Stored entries

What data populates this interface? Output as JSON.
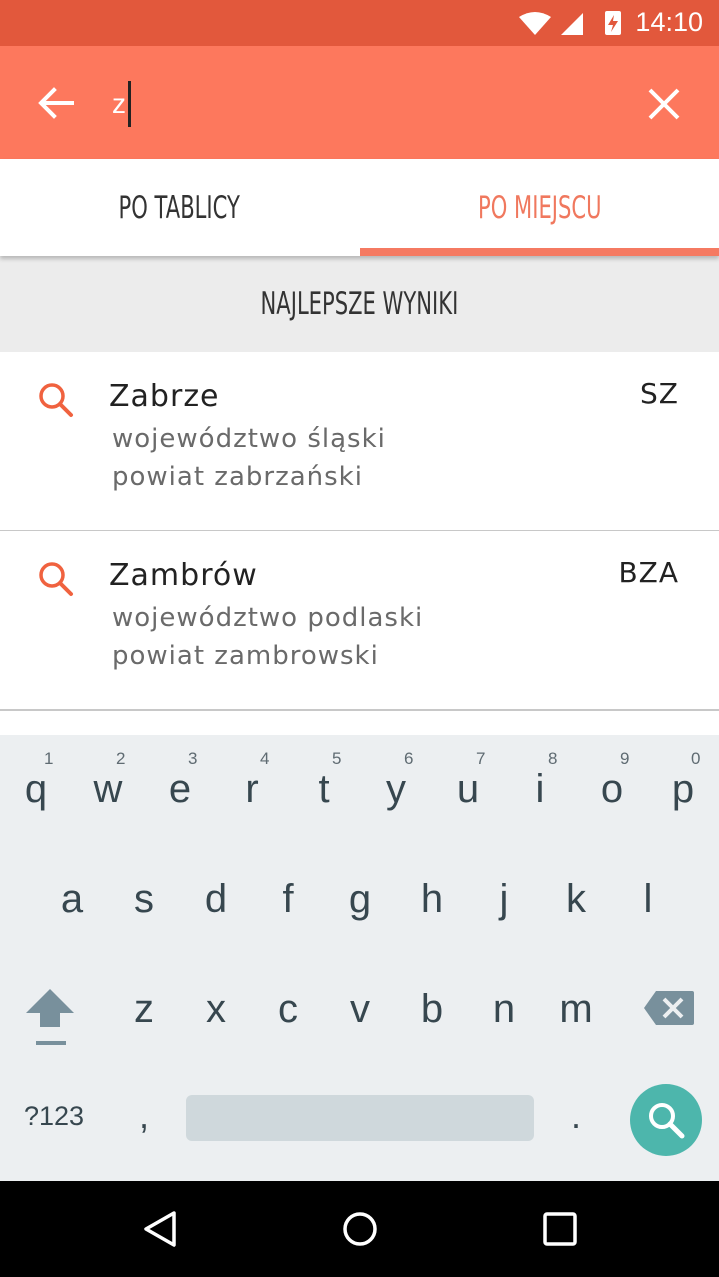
{
  "status_bar": {
    "time": "14:10"
  },
  "search": {
    "query": "z"
  },
  "tabs": [
    {
      "label": "PO TABLICY",
      "active": false
    },
    {
      "label": "PO MIEJSCU",
      "active": true
    }
  ],
  "section_header": "NAJLEPSZE WYNIKI",
  "results": [
    {
      "name": "Zabrze",
      "code": "SZ",
      "voivodeship": "województwo śląski",
      "county": "powiat zabrzański"
    },
    {
      "name": "Zambrów",
      "code": "BZA",
      "voivodeship": "województwo podlaski",
      "county": "powiat zambrowski"
    }
  ],
  "keyboard": {
    "row1": [
      {
        "ch": "q",
        "hint": "1"
      },
      {
        "ch": "w",
        "hint": "2"
      },
      {
        "ch": "e",
        "hint": "3"
      },
      {
        "ch": "r",
        "hint": "4"
      },
      {
        "ch": "t",
        "hint": "5"
      },
      {
        "ch": "y",
        "hint": "6"
      },
      {
        "ch": "u",
        "hint": "7"
      },
      {
        "ch": "i",
        "hint": "8"
      },
      {
        "ch": "o",
        "hint": "9"
      },
      {
        "ch": "p",
        "hint": "0"
      }
    ],
    "row2": [
      "a",
      "s",
      "d",
      "f",
      "g",
      "h",
      "j",
      "k",
      "l"
    ],
    "row3": [
      "z",
      "x",
      "c",
      "v",
      "b",
      "n",
      "m"
    ],
    "symbols_label": "?123",
    "comma": ",",
    "period": "."
  },
  "colors": {
    "status_bar": "#e2583c",
    "app_bar": "#fd785d",
    "accent": "#f57a62",
    "search_fab": "#4db6ac"
  }
}
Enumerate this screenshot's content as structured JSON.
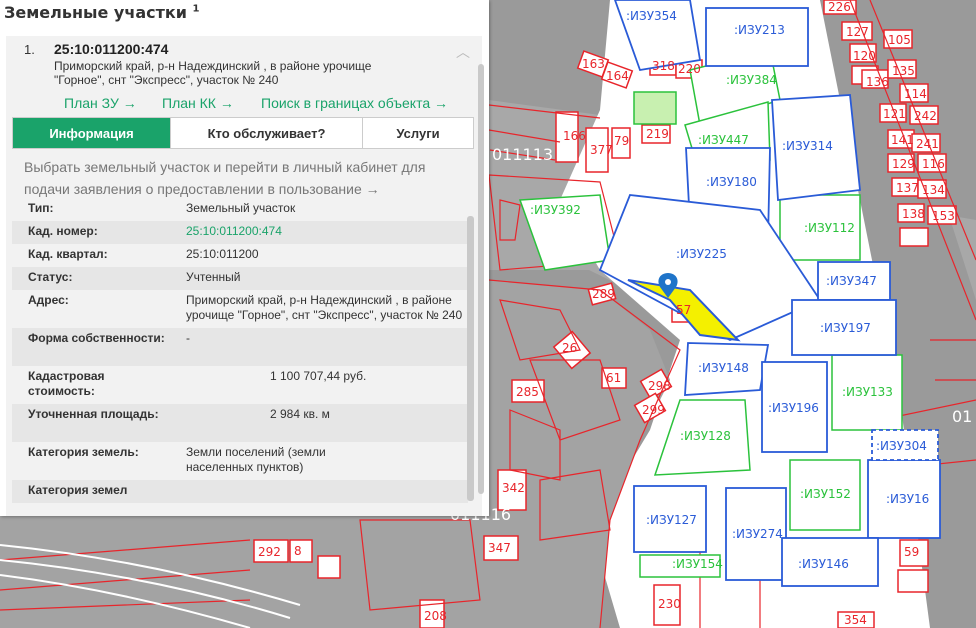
{
  "panel": {
    "title": "Земельные участки",
    "title_sup": "1",
    "item_number": "1.",
    "item_cadnum": "25:10:011200:474",
    "item_address": "Приморский край, р-н Надеждинский , в районе урочище \"Горное\", снт \"Экспресс\", участок № 240",
    "links": {
      "plan_zu": "План ЗУ →",
      "plan_kk": "План КК →",
      "search": "Поиск в границах объекта →"
    },
    "tabs": [
      "Информация",
      "Кто обслуживает?",
      "Услуги"
    ],
    "select_link": "Выбрать земельный участок и перейти в личный кабинет для подачи заявления о предоставлении в пользование →",
    "rows": [
      {
        "k": "Тип:",
        "v": "Земельный участок"
      },
      {
        "k": "Кад. номер:",
        "v": "25:10:011200:474"
      },
      {
        "k": "Кад. квартал:",
        "v": "25:10:011200"
      },
      {
        "k": "Статус:",
        "v": "Учтенный"
      },
      {
        "k": "Адрес:",
        "v": "Приморский край, р-н Надеждинский , в районе урочище \"Горное\", снт \"Экспресс\", участок № 240"
      },
      {
        "k": "Форма собственности:",
        "v": "-"
      },
      {
        "k": "Кадастровая стоимость:",
        "v": "1 100 707,44 руб."
      },
      {
        "k": "Уточненная площадь:",
        "v": "2 984 кв. м"
      },
      {
        "k": "Категория земель:",
        "v": "Земли поселений (земли населенных пунктов)"
      },
      {
        "k": "Категория земел",
        "v": ""
      }
    ]
  },
  "map": {
    "green_labels": [
      "ИЗУ384",
      "ИЗУ447",
      "ИЗУ392",
      "ИЗУ112",
      "ИЗУ133",
      "ИЗУ128",
      "ИЗУ152",
      "ИЗУ154"
    ],
    "blue_labels": [
      "ИЗУ354",
      "ИЗУ213",
      "ИЗУ314",
      "ИЗУ180",
      "ИЗУ225",
      "ИЗУ347",
      "ИЗУ197",
      "ИЗУ148",
      "ИЗУ196",
      "ИЗУ304",
      "ИЗУ16",
      "ИЗУ127",
      "ИЗУ274",
      "ИЗУ146"
    ],
    "numbers": [
      "226",
      "127",
      "105",
      "120",
      "135",
      "136",
      "114",
      "121",
      "242",
      "141",
      "241",
      "129",
      "116",
      "137",
      "134",
      "138",
      "153",
      "163",
      "164",
      "318",
      "220",
      "219",
      "166",
      "377",
      "79",
      "289",
      "57",
      "26",
      "285",
      "61",
      "298",
      "299",
      "342",
      "347",
      "292",
      "8",
      "230",
      "208",
      "59",
      "354",
      "0111",
      "01"
    ],
    "quarter_labels": [
      "011113",
      "011116"
    ],
    "colors": {
      "background": "#9a9a9a",
      "parcel_fill": "#ffffff",
      "parcel_border": "#e8252b",
      "green": "#2bc23c",
      "blue": "#2a5bd7",
      "selected": "#f4f000",
      "marker": "#1f74c9",
      "link": "#1aa36a"
    }
  }
}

What is expected.
Except for the pictures, copy the material above exactly.

Expected answer.
What data populates this interface? Output as JSON.
{
  "status_bar": {
    "time": "14:10"
  },
  "search": {
    "query": "z"
  },
  "tabs": [
    {
      "label": "PO TABLICY",
      "active": false
    },
    {
      "label": "PO MIEJSCU",
      "active": true
    }
  ],
  "section_header": "NAJLEPSZE WYNIKI",
  "results": [
    {
      "name": "Zabrze",
      "code": "SZ",
      "voivodeship": "województwo śląski",
      "county": "powiat zabrzański"
    },
    {
      "name": "Zambrów",
      "code": "BZA",
      "voivodeship": "województwo podlaski",
      "county": "powiat zambrowski"
    }
  ],
  "keyboard": {
    "row1": [
      {
        "ch": "q",
        "hint": "1"
      },
      {
        "ch": "w",
        "hint": "2"
      },
      {
        "ch": "e",
        "hint": "3"
      },
      {
        "ch": "r",
        "hint": "4"
      },
      {
        "ch": "t",
        "hint": "5"
      },
      {
        "ch": "y",
        "hint": "6"
      },
      {
        "ch": "u",
        "hint": "7"
      },
      {
        "ch": "i",
        "hint": "8"
      },
      {
        "ch": "o",
        "hint": "9"
      },
      {
        "ch": "p",
        "hint": "0"
      }
    ],
    "row2": [
      "a",
      "s",
      "d",
      "f",
      "g",
      "h",
      "j",
      "k",
      "l"
    ],
    "row3": [
      "z",
      "x",
      "c",
      "v",
      "b",
      "n",
      "m"
    ],
    "symbols_label": "?123",
    "comma": ",",
    "period": "."
  },
  "colors": {
    "status_bar": "#e2583c",
    "app_bar": "#fd785d",
    "accent": "#f57a62",
    "search_fab": "#4db6ac"
  }
}
Enumerate this screenshot's content as structured JSON.
{
  "panel": {
    "title": "Земельные участки",
    "title_sup": "1",
    "item_number": "1.",
    "item_cadnum": "25:10:011200:474",
    "item_address": "Приморский край, р-н Надеждинский , в районе урочище \"Горное\", снт \"Экспресс\", участок № 240",
    "links": {
      "plan_zu": "План ЗУ →",
      "plan_kk": "План КК →",
      "search": "Поиск в границах объекта →"
    },
    "tabs": [
      "Информация",
      "Кто обслуживает?",
      "Услуги"
    ],
    "select_link": "Выбрать земельный участок и перейти в личный кабинет для подачи заявления о предоставлении в пользование →",
    "rows": [
      {
        "k": "Тип:",
        "v": "Земельный участок"
      },
      {
        "k": "Кад. номер:",
        "v": "25:10:011200:474"
      },
      {
        "k": "Кад. квартал:",
        "v": "25:10:011200"
      },
      {
        "k": "Статус:",
        "v": "Учтенный"
      },
      {
        "k": "Адрес:",
        "v": "Приморский край, р-н Надеждинский , в районе урочище \"Горное\", снт \"Экспресс\", участок № 240"
      },
      {
        "k": "Форма собственности:",
        "v": "-"
      },
      {
        "k": "Кадастровая стоимость:",
        "v": "1 100 707,44 руб."
      },
      {
        "k": "Уточненная площадь:",
        "v": "2 984 кв. м"
      },
      {
        "k": "Категория земель:",
        "v": "Земли поселений (земли населенных пунктов)"
      },
      {
        "k": "Категория земел",
        "v": ""
      }
    ]
  },
  "map": {
    "green_labels": [
      "ИЗУ384",
      "ИЗУ447",
      "ИЗУ392",
      "ИЗУ112",
      "ИЗУ133",
      "ИЗУ128",
      "ИЗУ152",
      "ИЗУ154"
    ],
    "blue_labels": [
      "ИЗУ354",
      "ИЗУ213",
      "ИЗУ314",
      "ИЗУ180",
      "ИЗУ225",
      "ИЗУ347",
      "ИЗУ197",
      "ИЗУ148",
      "ИЗУ196",
      "ИЗУ304",
      "ИЗУ16",
      "ИЗУ127",
      "ИЗУ274",
      "ИЗУ146"
    ],
    "numbers": [
      "226",
      "127",
      "105",
      "120",
      "135",
      "136",
      "114",
      "121",
      "242",
      "141",
      "241",
      "129",
      "116",
      "137",
      "134",
      "138",
      "153",
      "163",
      "164",
      "318",
      "220",
      "219",
      "166",
      "377",
      "79",
      "289",
      "57",
      "26",
      "285",
      "61",
      "298",
      "299",
      "342",
      "347",
      "292",
      "8",
      "230",
      "208",
      "59",
      "354",
      "0111",
      "01"
    ],
    "quarter_labels": [
      "011113",
      "011116"
    ],
    "colors": {
      "background": "#9a9a9a",
      "parcel_fill": "#ffffff",
      "parcel_border": "#e8252b",
      "green": "#2bc23c",
      "blue": "#2a5bd7",
      "selected": "#f4f000",
      "marker": "#1f74c9",
      "link": "#1aa36a"
    }
  }
}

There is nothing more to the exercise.